=== Your goal ===
Copy out all lines that carry the word "Correlation".

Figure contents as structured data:

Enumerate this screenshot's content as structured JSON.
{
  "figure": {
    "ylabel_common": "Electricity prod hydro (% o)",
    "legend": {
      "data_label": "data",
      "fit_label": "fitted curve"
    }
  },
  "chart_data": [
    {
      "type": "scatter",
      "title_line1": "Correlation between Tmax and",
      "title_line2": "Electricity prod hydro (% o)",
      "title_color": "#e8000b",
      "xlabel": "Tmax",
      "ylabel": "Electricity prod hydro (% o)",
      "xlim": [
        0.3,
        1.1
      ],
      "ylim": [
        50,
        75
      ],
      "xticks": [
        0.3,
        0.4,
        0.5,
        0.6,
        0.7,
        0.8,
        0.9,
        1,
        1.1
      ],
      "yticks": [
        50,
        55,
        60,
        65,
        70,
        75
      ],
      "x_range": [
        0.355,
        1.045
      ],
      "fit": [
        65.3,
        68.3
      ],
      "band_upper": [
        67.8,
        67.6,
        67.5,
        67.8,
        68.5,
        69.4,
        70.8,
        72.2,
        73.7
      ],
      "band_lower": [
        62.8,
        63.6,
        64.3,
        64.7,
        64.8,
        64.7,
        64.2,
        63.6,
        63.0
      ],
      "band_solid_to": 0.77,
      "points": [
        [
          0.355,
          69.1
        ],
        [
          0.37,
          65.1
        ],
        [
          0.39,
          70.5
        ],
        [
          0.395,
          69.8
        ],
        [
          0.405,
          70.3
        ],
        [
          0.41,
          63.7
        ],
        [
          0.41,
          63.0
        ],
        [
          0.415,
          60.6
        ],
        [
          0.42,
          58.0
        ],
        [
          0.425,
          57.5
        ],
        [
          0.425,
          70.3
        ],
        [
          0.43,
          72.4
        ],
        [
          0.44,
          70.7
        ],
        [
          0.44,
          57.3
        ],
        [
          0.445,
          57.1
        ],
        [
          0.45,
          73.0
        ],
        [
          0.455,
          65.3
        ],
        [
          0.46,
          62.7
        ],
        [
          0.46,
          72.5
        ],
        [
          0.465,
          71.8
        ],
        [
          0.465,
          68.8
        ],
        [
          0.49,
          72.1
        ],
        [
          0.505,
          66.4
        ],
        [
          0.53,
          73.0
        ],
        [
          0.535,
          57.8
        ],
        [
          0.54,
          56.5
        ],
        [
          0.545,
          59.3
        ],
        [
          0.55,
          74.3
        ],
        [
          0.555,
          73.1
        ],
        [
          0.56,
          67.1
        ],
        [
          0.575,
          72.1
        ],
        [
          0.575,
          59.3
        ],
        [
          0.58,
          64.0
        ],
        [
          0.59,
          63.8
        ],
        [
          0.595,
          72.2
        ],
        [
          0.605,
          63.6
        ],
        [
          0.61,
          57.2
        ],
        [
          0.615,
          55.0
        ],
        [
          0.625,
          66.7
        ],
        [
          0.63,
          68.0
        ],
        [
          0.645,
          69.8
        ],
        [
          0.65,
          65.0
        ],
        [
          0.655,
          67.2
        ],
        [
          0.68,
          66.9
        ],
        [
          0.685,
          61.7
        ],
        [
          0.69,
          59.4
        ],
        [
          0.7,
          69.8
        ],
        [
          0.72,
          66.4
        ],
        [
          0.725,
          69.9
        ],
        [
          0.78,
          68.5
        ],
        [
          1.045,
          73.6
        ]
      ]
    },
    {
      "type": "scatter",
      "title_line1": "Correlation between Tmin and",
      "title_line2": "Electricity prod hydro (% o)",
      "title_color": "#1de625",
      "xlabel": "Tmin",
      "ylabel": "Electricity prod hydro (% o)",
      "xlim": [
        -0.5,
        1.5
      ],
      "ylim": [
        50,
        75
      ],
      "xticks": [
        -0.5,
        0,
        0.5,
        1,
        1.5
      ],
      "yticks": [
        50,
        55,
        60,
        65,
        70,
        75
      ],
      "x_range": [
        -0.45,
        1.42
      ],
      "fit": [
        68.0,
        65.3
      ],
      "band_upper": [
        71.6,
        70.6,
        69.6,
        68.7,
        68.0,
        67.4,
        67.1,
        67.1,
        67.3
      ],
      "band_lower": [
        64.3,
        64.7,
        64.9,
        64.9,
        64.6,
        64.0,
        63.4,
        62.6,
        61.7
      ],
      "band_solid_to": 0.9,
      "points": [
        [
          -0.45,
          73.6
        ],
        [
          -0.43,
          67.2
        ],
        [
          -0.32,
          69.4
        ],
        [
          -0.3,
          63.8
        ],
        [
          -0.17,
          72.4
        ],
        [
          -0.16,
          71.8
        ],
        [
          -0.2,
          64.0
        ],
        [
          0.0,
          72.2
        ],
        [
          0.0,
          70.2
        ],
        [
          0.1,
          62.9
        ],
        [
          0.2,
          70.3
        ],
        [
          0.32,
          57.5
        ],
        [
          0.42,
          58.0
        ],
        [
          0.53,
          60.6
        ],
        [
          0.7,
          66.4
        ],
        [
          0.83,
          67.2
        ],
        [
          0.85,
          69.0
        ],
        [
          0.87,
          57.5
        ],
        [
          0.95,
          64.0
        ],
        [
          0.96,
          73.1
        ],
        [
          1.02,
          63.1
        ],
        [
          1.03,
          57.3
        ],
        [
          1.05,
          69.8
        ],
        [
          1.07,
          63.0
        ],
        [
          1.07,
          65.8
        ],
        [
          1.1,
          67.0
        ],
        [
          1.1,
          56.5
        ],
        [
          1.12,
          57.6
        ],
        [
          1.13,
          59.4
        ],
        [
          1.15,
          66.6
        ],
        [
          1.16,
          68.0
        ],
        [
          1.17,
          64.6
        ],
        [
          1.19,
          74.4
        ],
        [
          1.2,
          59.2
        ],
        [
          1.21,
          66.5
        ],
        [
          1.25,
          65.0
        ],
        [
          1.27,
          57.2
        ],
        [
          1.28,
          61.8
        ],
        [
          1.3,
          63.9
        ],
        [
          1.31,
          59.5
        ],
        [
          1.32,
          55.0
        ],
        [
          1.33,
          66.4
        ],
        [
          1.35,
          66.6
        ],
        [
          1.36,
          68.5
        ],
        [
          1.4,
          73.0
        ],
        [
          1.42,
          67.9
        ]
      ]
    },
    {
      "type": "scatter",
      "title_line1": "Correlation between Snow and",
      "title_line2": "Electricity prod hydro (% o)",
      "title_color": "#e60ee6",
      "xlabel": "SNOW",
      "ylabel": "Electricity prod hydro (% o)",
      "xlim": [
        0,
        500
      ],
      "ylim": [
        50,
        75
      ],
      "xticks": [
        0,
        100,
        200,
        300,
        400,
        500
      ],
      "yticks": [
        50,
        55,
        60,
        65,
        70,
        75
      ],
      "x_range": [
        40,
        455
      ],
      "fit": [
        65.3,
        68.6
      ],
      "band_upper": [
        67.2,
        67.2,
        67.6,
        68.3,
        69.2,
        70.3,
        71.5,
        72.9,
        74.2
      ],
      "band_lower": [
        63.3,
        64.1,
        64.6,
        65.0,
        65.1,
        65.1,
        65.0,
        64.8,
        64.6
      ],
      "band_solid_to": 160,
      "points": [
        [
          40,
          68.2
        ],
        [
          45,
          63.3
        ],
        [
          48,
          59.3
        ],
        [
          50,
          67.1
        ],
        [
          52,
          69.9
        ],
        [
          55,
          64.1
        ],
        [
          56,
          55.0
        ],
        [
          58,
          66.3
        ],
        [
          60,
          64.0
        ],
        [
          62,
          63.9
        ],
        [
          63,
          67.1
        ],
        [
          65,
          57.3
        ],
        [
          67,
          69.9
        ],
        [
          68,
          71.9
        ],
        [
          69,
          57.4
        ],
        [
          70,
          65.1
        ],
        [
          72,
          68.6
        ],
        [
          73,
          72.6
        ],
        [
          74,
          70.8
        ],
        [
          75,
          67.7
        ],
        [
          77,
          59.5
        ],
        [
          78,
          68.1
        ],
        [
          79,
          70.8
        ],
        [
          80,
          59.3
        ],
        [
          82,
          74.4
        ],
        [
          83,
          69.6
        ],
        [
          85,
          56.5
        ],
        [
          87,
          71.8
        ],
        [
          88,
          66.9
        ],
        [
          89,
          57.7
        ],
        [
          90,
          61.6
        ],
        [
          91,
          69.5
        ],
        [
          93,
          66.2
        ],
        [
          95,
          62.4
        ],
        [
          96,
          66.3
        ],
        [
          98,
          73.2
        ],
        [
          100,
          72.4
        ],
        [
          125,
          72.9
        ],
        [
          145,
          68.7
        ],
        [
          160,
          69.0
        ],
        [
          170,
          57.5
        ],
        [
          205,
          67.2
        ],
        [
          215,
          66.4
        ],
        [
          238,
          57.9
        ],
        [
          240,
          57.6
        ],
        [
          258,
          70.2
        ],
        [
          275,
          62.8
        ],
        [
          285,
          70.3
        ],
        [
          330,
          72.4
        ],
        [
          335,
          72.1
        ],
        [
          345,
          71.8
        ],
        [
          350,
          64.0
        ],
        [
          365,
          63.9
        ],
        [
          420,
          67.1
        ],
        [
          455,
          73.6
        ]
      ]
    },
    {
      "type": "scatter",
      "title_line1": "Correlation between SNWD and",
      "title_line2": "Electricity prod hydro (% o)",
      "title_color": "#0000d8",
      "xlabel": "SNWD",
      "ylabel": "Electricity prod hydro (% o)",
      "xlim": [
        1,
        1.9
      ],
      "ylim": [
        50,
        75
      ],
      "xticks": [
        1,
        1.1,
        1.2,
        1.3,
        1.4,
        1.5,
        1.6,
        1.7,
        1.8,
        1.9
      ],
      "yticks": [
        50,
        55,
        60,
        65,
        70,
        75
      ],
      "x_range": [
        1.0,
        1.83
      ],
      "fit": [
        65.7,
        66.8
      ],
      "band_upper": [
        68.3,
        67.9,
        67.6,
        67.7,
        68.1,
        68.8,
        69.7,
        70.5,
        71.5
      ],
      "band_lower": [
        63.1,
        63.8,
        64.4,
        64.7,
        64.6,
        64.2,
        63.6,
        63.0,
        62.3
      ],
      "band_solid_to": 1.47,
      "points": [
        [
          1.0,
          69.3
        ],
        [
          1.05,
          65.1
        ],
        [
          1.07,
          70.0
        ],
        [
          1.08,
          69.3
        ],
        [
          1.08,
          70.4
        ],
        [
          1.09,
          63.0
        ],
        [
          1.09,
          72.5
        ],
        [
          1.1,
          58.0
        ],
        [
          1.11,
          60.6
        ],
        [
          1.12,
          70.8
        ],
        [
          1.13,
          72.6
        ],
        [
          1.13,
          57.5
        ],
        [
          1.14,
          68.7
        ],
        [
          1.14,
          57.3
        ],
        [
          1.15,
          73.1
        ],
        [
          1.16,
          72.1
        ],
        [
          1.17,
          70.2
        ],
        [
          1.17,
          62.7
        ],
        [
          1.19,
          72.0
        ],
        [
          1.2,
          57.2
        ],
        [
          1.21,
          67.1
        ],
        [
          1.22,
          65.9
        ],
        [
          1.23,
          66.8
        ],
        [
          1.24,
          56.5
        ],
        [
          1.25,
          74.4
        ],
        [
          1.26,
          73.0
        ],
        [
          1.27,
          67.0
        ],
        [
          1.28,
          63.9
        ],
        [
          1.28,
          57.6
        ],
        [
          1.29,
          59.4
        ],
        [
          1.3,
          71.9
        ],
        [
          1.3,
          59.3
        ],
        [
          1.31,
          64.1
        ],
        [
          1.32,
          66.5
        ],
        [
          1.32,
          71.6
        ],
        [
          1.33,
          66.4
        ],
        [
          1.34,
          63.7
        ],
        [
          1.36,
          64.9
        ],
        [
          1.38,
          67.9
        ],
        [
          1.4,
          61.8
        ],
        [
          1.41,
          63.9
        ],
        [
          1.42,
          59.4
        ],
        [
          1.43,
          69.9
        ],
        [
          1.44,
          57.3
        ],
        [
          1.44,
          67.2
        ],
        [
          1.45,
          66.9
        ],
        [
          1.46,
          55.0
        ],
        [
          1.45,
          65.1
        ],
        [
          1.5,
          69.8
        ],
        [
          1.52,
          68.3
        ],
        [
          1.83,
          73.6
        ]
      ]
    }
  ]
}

=== Exercise response ===
      "title_line1": "Correlation between Tmax and",
      "title_line1": "Correlation between Tmin and",
      "title_line1": "Correlation between Snow and",
      "title_line1": "Correlation between SNWD and",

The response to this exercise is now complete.